>>>>>

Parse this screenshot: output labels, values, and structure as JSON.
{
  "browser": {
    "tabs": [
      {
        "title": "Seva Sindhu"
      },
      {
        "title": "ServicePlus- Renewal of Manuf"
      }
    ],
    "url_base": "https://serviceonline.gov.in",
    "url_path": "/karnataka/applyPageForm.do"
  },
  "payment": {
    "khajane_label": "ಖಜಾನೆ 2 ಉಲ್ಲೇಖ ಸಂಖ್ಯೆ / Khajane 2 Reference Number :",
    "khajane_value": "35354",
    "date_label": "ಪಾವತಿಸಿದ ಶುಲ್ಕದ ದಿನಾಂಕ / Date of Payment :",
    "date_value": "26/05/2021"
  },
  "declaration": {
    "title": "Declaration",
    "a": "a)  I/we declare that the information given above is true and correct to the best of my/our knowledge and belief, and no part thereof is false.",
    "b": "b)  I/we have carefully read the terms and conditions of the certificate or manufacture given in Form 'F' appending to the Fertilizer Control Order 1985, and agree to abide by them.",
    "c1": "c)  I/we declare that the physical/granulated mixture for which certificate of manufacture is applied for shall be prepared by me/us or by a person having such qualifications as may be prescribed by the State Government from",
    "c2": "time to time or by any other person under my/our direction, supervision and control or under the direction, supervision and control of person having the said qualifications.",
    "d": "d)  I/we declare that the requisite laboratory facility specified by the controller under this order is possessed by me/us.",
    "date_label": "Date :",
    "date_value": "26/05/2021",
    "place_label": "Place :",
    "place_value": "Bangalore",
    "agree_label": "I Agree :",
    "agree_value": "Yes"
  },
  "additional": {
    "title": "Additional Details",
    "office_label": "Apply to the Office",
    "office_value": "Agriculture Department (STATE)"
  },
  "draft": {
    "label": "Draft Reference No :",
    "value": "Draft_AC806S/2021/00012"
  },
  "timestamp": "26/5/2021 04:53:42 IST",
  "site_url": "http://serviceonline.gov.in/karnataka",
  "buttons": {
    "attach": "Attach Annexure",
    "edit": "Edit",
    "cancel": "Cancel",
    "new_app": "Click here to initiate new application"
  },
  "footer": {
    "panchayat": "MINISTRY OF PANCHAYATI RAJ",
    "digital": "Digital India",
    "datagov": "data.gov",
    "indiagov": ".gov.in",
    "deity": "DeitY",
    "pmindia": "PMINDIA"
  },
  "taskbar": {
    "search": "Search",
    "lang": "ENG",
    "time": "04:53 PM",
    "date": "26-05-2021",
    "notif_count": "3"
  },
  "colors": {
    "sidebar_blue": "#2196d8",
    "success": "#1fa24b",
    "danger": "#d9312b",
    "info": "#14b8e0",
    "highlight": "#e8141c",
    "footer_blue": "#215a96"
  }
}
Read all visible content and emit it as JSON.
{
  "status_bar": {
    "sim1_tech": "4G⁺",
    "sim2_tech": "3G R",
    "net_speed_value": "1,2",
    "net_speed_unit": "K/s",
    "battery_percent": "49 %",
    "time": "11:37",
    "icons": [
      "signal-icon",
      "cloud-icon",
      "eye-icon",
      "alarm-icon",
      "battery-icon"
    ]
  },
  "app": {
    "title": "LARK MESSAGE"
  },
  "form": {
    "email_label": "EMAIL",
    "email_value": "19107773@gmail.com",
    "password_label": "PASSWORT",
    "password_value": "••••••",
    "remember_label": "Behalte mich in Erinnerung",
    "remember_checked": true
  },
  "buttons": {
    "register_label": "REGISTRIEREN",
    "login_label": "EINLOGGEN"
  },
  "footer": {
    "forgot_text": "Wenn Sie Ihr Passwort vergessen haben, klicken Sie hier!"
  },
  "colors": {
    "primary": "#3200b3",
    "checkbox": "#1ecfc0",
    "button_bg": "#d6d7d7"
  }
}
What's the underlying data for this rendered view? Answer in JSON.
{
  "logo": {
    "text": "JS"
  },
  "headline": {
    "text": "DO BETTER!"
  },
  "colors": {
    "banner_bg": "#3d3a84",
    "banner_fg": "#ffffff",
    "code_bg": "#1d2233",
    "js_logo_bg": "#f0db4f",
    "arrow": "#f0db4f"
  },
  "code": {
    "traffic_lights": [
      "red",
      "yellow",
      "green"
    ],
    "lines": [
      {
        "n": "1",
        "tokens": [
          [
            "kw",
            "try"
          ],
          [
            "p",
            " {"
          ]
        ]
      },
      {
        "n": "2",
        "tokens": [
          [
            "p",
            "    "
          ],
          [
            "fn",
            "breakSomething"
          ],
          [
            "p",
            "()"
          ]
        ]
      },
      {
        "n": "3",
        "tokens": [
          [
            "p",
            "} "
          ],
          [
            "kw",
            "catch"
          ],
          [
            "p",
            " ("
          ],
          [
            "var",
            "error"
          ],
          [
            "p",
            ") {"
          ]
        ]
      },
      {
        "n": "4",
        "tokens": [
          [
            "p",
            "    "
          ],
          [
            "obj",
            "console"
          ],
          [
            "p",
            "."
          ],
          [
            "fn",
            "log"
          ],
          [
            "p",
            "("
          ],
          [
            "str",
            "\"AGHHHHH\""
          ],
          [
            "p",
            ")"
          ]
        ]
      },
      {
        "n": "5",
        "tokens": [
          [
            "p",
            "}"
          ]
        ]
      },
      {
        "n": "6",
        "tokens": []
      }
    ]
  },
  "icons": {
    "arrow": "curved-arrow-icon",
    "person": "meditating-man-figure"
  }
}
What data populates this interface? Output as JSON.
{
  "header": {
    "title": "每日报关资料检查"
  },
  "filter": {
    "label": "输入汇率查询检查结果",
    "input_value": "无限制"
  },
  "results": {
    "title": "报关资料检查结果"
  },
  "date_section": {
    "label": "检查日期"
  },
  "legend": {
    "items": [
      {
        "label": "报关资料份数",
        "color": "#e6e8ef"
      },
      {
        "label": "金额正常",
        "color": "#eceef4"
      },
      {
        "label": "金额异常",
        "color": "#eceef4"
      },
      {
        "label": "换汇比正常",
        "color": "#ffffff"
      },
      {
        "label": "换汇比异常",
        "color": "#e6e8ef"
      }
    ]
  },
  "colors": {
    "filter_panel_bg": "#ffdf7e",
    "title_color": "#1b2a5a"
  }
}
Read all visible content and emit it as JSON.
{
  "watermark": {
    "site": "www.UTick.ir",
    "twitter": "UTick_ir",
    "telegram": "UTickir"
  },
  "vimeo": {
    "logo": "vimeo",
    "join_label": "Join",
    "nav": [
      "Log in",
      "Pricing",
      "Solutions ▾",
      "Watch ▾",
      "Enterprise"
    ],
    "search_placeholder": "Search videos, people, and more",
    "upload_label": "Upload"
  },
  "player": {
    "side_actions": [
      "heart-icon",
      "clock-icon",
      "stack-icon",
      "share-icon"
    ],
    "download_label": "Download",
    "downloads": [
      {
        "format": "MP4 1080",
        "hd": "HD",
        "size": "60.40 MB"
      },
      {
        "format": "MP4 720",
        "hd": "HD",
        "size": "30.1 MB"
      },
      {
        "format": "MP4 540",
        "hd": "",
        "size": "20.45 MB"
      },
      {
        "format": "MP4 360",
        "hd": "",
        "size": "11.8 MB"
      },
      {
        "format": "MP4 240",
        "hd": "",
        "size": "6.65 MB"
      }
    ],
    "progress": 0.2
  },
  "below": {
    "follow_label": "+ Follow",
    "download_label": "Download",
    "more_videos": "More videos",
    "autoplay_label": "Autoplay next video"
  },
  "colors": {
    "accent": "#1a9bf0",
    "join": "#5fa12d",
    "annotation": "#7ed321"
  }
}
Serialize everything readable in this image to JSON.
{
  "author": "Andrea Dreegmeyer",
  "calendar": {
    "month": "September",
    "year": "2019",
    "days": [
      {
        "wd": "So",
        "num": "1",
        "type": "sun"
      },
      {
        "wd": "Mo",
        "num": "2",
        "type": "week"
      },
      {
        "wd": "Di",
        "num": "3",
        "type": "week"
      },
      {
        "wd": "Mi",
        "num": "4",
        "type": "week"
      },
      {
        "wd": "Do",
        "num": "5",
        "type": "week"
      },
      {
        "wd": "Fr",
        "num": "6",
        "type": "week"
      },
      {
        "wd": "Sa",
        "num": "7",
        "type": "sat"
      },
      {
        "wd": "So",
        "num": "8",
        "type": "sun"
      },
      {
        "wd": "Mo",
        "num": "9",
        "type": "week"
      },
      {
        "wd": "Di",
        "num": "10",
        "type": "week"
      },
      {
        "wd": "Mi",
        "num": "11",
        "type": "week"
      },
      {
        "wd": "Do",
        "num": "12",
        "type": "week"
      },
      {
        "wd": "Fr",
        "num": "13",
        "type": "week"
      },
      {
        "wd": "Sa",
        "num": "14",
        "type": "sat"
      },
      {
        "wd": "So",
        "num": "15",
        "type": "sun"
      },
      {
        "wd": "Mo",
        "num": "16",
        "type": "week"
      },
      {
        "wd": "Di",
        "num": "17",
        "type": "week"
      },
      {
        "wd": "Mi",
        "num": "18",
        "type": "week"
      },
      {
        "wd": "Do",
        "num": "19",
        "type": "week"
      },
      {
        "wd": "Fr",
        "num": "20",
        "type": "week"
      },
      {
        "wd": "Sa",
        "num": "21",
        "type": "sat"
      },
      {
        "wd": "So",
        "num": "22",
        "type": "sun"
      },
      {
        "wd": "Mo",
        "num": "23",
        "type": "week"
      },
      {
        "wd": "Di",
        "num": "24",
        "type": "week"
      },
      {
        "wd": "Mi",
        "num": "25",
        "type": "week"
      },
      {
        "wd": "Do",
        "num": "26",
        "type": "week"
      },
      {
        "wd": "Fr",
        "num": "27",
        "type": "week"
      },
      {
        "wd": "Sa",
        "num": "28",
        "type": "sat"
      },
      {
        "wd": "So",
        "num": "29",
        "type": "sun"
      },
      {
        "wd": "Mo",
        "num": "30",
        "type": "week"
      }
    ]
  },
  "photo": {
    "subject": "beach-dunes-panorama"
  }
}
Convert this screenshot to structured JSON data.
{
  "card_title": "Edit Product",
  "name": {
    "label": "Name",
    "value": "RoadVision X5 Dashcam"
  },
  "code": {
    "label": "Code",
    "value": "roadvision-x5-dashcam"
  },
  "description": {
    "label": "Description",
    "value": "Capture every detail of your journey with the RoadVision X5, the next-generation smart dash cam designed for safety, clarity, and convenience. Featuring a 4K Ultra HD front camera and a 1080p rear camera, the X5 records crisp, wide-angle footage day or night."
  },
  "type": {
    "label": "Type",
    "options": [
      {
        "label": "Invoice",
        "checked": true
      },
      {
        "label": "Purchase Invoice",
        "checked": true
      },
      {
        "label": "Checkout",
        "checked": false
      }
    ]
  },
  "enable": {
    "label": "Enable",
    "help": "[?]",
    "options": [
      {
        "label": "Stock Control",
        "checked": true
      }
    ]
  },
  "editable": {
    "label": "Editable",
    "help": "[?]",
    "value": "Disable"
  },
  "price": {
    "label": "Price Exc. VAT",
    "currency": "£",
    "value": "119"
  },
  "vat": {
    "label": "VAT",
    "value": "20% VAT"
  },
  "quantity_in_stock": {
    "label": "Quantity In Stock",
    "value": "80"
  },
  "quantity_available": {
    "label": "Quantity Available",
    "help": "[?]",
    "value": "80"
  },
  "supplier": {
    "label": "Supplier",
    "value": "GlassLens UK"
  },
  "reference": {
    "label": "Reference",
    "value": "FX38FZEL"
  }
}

<<<<<

Your answer should be a single number: the count of lines in the entries that contain the word "arrow".

2